## Work instructions
Output the material below in full, exactly as it is.
<<<<
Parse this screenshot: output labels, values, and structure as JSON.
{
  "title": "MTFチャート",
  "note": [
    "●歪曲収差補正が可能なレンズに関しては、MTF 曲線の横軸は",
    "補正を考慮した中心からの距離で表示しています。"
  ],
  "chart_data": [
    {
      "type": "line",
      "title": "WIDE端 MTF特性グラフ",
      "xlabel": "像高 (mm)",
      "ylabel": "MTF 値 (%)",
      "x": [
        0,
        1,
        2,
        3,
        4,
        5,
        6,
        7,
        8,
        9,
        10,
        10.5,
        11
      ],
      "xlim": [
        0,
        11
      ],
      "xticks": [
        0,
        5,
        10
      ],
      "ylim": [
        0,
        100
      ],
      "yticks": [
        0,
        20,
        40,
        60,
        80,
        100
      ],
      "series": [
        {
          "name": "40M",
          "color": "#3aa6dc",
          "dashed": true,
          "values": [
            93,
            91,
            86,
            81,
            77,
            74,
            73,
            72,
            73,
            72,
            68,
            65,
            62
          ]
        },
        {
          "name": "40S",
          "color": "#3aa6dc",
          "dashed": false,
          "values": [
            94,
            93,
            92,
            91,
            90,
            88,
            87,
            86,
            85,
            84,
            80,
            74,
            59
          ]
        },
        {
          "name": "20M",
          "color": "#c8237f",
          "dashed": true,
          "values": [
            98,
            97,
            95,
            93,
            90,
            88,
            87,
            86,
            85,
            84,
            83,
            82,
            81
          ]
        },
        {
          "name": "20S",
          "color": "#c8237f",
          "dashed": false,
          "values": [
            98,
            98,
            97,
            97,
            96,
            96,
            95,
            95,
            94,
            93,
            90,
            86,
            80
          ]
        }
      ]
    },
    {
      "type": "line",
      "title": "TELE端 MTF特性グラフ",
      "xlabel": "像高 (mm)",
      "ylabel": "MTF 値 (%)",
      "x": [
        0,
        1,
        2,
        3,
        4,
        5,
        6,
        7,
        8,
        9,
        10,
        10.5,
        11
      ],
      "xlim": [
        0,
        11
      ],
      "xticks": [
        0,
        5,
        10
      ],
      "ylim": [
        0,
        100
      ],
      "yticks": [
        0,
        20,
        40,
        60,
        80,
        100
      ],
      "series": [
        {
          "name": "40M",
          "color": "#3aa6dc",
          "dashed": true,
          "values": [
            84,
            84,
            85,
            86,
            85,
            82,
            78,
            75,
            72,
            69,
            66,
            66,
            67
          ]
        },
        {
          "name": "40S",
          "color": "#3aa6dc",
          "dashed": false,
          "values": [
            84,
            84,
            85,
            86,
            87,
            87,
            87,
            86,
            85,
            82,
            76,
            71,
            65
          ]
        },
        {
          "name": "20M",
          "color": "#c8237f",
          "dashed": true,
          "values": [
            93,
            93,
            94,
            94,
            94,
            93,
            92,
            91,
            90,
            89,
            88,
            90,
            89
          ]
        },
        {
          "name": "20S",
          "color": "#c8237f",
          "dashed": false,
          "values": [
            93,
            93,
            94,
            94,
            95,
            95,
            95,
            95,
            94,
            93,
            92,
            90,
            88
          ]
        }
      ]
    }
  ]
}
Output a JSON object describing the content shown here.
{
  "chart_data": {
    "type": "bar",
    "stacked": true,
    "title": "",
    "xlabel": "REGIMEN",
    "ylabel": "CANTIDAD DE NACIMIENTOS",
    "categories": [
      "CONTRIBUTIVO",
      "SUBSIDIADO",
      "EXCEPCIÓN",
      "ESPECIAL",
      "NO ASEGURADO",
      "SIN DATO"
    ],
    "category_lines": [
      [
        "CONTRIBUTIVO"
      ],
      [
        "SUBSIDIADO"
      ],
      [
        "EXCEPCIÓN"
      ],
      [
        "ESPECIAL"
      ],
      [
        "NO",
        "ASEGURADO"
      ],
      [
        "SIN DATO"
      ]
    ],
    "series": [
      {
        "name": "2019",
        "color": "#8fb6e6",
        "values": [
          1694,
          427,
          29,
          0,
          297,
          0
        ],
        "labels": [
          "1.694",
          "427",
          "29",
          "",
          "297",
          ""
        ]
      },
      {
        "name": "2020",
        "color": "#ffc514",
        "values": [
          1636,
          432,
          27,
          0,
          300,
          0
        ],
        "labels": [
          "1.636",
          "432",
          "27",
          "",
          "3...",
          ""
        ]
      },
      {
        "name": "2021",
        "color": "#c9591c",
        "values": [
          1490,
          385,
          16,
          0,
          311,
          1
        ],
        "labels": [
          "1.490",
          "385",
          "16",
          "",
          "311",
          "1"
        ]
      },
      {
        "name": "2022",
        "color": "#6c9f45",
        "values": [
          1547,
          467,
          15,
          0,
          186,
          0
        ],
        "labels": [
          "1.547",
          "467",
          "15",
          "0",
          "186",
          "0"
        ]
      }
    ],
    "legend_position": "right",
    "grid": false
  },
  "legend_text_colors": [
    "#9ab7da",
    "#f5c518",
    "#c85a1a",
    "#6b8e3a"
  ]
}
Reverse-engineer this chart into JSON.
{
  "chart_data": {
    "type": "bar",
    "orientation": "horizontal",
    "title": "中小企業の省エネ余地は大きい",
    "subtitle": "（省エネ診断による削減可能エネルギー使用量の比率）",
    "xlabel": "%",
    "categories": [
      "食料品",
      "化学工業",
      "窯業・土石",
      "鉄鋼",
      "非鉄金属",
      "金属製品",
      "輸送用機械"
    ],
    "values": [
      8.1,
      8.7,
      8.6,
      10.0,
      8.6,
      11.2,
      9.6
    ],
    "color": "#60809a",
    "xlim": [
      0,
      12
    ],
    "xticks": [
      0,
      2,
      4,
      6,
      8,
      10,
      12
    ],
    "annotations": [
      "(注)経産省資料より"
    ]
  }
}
>>>>
## Response to this task
Parse this screenshot: output labels, values, and structure as JSON.
{
  "title": "MTFチャート",
  "note": [
    "●歪曲収差補正が可能なレンズに関しては、MTF 曲線の横軸は",
    "補正を考慮した中心からの距離で表示しています。"
  ],
  "chart_data": [
    {
      "type": "line",
      "title": "WIDE端 MTF特性グラフ",
      "xlabel": "像高 (mm)",
      "ylabel": "MTF 値 (%)",
      "x": [
        0,
        1,
        2,
        3,
        4,
        5,
        6,
        7,
        8,
        9,
        10,
        10.5,
        11
      ],
      "xlim": [
        0,
        11
      ],
      "xticks": [
        0,
        5,
        10
      ],
      "ylim": [
        0,
        100
      ],
      "yticks": [
        0,
        20,
        40,
        60,
        80,
        100
      ],
      "series": [
        {
          "name": "40M",
          "color": "#3aa6dc",
          "dashed": true,
          "values": [
            93,
            91,
            86,
            81,
            77,
            74,
            73,
            72,
            73,
            72,
            68,
            65,
            62
          ]
        },
        {
          "name": "40S",
          "color": "#3aa6dc",
          "dashed": false,
          "values": [
            94,
            93,
            92,
            91,
            90,
            88,
            87,
            86,
            85,
            84,
            80,
            74,
            59
          ]
        },
        {
          "name": "20M",
          "color": "#c8237f",
          "dashed": true,
          "values": [
            98,
            97,
            95,
            93,
            90,
            88,
            87,
            86,
            85,
            84,
            83,
            82,
            81
          ]
        },
        {
          "name": "20S",
          "color": "#c8237f",
          "dashed": false,
          "values": [
            98,
            98,
            97,
            97,
            96,
            96,
            95,
            95,
            94,
            93,
            90,
            86,
            80
          ]
        }
      ]
    },
    {
      "type": "line",
      "title": "TELE端 MTF特性グラフ",
      "xlabel": "像高 (mm)",
      "ylabel": "MTF 値 (%)",
      "x": [
        0,
        1,
        2,
        3,
        4,
        5,
        6,
        7,
        8,
        9,
        10,
        10.5,
        11
      ],
      "xlim": [
        0,
        11
      ],
      "xticks": [
        0,
        5,
        10
      ],
      "ylim": [
        0,
        100
      ],
      "yticks": [
        0,
        20,
        40,
        60,
        80,
        100
      ],
      "series": [
        {
          "name": "40M",
          "color": "#3aa6dc",
          "dashed": true,
          "values": [
            84,
            84,
            85,
            86,
            85,
            82,
            78,
            75,
            72,
            69,
            66,
            66,
            67
          ]
        },
        {
          "name": "40S",
          "color": "#3aa6dc",
          "dashed": false,
          "values": [
            84,
            84,
            85,
            86,
            87,
            87,
            87,
            86,
            85,
            82,
            76,
            71,
            65
          ]
        },
        {
          "name": "20M",
          "color": "#c8237f",
          "dashed": true,
          "values": [
            93,
            93,
            94,
            94,
            94,
            93,
            92,
            91,
            90,
            89,
            88,
            90,
            89
          ]
        },
        {
          "name": "20S",
          "color": "#c8237f",
          "dashed": false,
          "values": [
            93,
            93,
            94,
            94,
            95,
            95,
            95,
            95,
            94,
            93,
            92,
            90,
            88
          ]
        }
      ]
    }
  ]
}
Output a JSON object describing the content shown here.
{
  "chart_data": {
    "type": "bar",
    "stacked": true,
    "title": "",
    "xlabel": "REGIMEN",
    "ylabel": "CANTIDAD DE NACIMIENTOS",
    "categories": [
      "CONTRIBUTIVO",
      "SUBSIDIADO",
      "EXCEPCIÓN",
      "ESPECIAL",
      "NO ASEGURADO",
      "SIN DATO"
    ],
    "category_lines": [
      [
        "CONTRIBUTIVO"
      ],
      [
        "SUBSIDIADO"
      ],
      [
        "EXCEPCIÓN"
      ],
      [
        "ESPECIAL"
      ],
      [
        "NO",
        "ASEGURADO"
      ],
      [
        "SIN DATO"
      ]
    ],
    "series": [
      {
        "name": "2019",
        "color": "#8fb6e6",
        "values": [
          1694,
          427,
          29,
          0,
          297,
          0
        ],
        "labels": [
          "1.694",
          "427",
          "29",
          "",
          "297",
          ""
        ]
      },
      {
        "name": "2020",
        "color": "#ffc514",
        "values": [
          1636,
          432,
          27,
          0,
          300,
          0
        ],
        "labels": [
          "1.636",
          "432",
          "27",
          "",
          "3...",
          ""
        ]
      },
      {
        "name": "2021",
        "color": "#c9591c",
        "values": [
          1490,
          385,
          16,
          0,
          311,
          1
        ],
        "labels": [
          "1.490",
          "385",
          "16",
          "",
          "311",
          "1"
        ]
      },
      {
        "name": "2022",
        "color": "#6c9f45",
        "values": [
          1547,
          467,
          15,
          0,
          186,
          0
        ],
        "labels": [
          "1.547",
          "467",
          "15",
          "0",
          "186",
          "0"
        ]
      }
    ],
    "legend_position": "right",
    "grid": false
  },
  "legend_text_colors": [
    "#9ab7da",
    "#f5c518",
    "#c85a1a",
    "#6b8e3a"
  ]
}
Reverse-engineer this chart into JSON.
{
  "chart_data": {
    "type": "bar",
    "orientation": "horizontal",
    "title": "中小企業の省エネ余地は大きい",
    "subtitle": "（省エネ診断による削減可能エネルギー使用量の比率）",
    "xlabel": "%",
    "categories": [
      "食料品",
      "化学工業",
      "窯業・土石",
      "鉄鋼",
      "非鉄金属",
      "金属製品",
      "輸送用機械"
    ],
    "values": [
      8.1,
      8.7,
      8.6,
      10.0,
      8.6,
      11.2,
      9.6
    ],
    "color": "#60809a",
    "xlim": [
      0,
      12
    ],
    "xticks": [
      0,
      2,
      4,
      6,
      8,
      10,
      12
    ],
    "annotations": [
      "(注)経産省資料より"
    ]
  }
}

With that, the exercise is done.